Locate each line of the material that contains "студій", then return it.

----------

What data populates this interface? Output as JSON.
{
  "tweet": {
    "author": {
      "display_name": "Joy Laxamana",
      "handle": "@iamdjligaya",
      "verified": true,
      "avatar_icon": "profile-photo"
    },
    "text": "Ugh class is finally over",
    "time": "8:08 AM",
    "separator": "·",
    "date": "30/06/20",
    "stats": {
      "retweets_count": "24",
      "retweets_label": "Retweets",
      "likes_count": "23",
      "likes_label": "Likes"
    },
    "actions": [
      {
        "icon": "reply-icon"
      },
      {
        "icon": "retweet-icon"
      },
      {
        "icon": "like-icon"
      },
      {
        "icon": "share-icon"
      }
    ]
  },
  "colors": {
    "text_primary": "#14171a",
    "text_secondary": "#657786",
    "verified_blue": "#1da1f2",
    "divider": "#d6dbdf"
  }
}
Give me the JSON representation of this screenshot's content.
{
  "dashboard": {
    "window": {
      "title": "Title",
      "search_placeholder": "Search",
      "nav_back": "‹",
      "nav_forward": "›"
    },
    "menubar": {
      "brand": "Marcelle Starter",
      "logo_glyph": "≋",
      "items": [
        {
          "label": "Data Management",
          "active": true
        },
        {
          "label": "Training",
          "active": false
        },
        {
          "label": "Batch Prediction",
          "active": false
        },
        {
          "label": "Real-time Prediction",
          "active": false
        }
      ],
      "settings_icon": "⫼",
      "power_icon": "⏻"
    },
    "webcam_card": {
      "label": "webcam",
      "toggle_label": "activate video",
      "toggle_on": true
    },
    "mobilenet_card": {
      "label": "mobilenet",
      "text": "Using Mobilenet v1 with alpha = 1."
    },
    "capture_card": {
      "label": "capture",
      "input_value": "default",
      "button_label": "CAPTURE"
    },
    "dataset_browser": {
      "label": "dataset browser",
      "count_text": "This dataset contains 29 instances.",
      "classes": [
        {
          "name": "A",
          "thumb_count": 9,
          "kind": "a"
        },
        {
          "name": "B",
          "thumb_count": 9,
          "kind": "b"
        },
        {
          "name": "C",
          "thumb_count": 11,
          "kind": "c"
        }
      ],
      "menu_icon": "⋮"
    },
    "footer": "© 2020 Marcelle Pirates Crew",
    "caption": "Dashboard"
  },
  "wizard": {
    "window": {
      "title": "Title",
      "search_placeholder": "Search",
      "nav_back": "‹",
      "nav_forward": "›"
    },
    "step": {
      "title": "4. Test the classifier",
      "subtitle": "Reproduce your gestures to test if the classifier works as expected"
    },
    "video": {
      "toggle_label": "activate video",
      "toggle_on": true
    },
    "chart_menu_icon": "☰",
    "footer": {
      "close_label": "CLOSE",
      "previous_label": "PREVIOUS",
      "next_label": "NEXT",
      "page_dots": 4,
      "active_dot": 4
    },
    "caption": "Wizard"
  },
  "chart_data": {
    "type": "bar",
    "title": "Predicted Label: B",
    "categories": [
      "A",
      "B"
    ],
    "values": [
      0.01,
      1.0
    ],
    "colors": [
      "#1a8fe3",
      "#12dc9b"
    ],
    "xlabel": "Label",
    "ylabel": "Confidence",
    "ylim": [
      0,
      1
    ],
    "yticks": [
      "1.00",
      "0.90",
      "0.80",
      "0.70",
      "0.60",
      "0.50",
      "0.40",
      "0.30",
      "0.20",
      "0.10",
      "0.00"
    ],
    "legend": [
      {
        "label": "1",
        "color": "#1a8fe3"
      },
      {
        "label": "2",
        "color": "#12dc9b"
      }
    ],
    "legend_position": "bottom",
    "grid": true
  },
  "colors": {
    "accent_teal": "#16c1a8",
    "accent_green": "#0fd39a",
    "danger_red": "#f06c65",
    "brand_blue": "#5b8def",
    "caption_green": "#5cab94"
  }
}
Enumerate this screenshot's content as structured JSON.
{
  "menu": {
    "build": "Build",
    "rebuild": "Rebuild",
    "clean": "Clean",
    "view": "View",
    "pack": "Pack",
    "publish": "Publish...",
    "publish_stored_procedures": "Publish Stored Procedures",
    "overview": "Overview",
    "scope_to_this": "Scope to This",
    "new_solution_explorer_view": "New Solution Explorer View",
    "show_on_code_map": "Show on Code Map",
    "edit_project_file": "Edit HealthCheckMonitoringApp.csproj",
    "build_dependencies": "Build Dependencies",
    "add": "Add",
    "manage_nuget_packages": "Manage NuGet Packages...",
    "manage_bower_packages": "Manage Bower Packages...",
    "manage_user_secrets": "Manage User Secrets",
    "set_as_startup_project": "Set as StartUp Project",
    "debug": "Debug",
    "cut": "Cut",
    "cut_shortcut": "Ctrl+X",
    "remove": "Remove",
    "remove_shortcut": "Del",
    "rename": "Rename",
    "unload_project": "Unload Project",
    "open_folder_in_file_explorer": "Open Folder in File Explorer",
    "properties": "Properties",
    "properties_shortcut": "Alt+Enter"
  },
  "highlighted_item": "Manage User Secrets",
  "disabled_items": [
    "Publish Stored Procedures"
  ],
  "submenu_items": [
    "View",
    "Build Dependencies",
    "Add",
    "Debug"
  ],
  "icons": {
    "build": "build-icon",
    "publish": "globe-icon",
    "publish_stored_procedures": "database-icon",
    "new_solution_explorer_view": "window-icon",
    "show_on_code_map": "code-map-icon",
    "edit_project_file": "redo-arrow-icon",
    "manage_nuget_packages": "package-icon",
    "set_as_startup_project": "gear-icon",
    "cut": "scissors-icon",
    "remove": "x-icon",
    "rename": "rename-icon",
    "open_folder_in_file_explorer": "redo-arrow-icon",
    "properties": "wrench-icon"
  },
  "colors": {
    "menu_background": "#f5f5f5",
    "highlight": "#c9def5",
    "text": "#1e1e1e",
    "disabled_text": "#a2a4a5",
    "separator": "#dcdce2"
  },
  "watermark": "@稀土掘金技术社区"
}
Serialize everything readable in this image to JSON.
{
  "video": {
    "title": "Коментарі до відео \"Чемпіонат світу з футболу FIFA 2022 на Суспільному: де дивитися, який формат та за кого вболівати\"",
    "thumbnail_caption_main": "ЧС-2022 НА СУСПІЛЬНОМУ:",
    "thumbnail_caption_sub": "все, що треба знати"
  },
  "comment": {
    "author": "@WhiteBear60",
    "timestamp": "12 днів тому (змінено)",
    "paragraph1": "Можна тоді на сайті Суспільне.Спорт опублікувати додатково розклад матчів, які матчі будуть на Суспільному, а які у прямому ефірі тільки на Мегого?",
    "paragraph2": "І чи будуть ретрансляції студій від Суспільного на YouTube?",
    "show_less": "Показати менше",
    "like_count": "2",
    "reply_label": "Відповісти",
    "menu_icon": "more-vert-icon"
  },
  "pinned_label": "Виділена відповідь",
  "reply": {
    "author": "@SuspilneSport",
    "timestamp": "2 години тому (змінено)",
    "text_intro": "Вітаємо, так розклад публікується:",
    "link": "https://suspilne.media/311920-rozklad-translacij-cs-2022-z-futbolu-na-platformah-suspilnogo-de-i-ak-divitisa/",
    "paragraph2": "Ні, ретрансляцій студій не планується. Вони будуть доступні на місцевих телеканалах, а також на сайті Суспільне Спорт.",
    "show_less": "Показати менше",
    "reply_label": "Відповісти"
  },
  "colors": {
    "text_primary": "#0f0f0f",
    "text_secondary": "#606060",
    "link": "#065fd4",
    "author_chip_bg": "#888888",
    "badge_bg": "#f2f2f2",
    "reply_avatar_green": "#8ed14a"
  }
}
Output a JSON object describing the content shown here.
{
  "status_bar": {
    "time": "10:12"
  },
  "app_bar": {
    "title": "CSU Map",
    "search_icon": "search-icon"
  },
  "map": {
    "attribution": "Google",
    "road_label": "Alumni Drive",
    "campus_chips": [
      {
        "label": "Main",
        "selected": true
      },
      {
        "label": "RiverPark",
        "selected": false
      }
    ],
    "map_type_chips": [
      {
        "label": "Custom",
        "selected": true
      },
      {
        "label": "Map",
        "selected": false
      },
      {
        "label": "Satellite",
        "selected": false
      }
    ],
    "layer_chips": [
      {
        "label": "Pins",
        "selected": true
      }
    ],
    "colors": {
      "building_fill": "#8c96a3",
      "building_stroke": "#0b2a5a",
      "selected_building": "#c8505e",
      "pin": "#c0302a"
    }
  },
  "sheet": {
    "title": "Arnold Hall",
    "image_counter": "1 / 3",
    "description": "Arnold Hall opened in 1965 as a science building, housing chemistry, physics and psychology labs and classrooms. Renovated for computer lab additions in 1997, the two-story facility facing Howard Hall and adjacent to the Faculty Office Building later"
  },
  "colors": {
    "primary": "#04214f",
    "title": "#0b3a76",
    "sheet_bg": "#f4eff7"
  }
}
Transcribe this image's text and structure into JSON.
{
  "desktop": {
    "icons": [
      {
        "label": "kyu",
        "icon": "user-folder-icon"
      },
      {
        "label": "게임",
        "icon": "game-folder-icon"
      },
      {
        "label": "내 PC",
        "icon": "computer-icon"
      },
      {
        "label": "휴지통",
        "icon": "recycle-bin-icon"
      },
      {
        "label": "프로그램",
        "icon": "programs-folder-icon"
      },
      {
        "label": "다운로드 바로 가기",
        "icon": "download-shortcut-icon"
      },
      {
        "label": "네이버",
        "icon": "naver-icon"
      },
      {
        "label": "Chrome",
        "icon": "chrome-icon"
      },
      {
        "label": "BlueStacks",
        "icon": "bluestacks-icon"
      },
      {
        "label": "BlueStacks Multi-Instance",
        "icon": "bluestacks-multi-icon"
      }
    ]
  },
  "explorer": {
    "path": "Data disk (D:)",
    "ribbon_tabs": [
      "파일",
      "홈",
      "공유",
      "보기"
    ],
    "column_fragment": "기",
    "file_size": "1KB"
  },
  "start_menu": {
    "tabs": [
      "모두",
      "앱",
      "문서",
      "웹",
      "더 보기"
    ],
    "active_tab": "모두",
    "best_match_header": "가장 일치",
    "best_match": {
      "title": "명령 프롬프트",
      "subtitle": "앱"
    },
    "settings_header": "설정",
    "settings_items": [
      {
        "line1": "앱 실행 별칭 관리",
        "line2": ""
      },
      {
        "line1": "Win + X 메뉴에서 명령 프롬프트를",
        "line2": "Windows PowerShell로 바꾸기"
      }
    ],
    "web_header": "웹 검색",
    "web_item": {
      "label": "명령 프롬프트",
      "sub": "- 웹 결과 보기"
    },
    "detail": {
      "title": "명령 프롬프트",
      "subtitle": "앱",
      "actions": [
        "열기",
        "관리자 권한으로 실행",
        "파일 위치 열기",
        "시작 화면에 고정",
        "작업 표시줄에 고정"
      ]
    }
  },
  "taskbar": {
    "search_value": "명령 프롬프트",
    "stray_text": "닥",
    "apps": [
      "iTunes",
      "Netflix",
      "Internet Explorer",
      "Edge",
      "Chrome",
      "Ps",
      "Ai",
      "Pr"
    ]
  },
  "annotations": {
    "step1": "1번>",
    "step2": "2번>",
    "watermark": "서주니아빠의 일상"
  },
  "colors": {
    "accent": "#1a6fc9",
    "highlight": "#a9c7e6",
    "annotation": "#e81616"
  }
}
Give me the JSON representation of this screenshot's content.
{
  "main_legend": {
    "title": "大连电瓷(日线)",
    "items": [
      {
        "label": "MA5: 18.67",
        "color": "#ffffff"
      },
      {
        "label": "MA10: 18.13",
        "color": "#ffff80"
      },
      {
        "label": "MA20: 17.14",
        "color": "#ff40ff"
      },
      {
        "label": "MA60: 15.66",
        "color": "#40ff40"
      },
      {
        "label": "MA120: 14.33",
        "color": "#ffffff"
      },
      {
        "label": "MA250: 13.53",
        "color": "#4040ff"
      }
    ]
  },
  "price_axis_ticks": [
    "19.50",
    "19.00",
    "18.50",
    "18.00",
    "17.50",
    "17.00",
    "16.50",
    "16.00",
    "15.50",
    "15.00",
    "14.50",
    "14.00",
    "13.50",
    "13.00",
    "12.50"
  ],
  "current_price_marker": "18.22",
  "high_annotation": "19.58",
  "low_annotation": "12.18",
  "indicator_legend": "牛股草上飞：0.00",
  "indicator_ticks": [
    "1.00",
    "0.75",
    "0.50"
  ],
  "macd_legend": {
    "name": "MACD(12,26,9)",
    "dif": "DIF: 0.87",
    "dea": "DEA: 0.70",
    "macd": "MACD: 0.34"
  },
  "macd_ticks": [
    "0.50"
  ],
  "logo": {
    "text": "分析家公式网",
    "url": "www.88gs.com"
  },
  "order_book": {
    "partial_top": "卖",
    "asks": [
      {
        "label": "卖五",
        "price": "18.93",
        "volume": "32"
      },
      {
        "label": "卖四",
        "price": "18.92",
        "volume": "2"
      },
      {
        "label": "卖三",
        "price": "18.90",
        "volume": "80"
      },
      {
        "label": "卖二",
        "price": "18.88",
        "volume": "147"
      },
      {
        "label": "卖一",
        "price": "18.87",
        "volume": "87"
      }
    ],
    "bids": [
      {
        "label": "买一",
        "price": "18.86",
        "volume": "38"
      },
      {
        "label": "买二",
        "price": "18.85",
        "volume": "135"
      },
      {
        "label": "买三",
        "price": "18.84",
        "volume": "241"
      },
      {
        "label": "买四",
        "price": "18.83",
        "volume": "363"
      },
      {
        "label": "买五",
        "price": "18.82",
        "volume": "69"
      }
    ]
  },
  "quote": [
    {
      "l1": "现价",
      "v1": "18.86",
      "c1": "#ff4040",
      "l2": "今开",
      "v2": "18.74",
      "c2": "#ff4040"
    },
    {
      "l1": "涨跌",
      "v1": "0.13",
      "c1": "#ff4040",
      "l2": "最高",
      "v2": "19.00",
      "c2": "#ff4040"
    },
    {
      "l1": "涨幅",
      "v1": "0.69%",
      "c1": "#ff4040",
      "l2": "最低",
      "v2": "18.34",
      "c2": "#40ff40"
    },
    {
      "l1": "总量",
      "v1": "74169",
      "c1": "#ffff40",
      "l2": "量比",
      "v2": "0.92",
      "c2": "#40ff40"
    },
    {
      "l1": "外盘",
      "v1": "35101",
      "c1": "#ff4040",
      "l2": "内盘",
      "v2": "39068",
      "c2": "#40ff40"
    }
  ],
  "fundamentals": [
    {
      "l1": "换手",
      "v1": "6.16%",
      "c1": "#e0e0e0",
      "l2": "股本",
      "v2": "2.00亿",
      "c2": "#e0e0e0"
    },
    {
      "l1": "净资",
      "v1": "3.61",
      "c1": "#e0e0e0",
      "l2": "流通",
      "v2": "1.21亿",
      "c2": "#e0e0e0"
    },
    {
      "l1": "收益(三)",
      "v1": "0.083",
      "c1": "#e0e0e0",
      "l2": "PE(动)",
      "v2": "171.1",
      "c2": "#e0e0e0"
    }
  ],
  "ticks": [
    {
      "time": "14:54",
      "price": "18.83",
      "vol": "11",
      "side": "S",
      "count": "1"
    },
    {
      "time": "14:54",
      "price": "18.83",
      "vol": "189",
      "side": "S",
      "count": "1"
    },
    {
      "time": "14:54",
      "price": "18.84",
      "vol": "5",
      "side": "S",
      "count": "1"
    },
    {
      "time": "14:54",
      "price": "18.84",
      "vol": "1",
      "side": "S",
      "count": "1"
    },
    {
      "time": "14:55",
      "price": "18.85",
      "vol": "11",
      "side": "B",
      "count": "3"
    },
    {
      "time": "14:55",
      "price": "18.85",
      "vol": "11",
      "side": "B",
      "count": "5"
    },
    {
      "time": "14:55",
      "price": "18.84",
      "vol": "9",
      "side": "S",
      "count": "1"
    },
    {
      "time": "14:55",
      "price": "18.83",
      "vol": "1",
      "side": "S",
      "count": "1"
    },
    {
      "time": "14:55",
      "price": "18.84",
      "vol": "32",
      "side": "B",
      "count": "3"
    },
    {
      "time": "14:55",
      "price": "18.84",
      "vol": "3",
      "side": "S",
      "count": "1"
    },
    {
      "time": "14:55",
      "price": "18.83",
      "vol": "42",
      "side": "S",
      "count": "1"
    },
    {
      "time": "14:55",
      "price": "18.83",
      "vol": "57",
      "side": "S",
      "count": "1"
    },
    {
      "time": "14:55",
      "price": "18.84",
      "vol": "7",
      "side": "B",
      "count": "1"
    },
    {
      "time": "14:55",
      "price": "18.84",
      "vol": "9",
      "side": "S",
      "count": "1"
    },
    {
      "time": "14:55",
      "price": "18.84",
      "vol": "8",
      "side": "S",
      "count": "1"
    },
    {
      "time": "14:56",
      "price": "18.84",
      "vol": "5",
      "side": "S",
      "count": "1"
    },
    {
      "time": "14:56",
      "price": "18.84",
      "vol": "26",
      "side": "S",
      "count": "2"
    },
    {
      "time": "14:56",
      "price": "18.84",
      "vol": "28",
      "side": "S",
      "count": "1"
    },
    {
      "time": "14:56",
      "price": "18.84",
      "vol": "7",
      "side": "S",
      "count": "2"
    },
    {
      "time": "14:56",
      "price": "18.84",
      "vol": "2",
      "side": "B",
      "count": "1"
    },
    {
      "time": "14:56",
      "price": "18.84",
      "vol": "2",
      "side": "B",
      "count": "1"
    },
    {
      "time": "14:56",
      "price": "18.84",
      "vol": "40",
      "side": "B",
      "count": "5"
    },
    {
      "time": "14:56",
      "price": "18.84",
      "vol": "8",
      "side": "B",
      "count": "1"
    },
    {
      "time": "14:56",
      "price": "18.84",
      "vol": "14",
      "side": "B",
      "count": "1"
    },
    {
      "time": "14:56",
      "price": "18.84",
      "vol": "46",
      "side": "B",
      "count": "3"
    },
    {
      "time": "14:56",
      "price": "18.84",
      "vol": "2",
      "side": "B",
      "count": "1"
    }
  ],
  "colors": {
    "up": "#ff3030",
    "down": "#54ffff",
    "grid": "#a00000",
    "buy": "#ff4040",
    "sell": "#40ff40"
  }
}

----------

__Expected answer__
    "paragraph2": "І чи будуть ретрансляції студій від Суспільного на YouTube?",
    "paragraph2": "Ні, ретрансляцій студій не планується. Вони будуть доступні на місцевих телеканалах, а також на сайті Суспільне Спорт.",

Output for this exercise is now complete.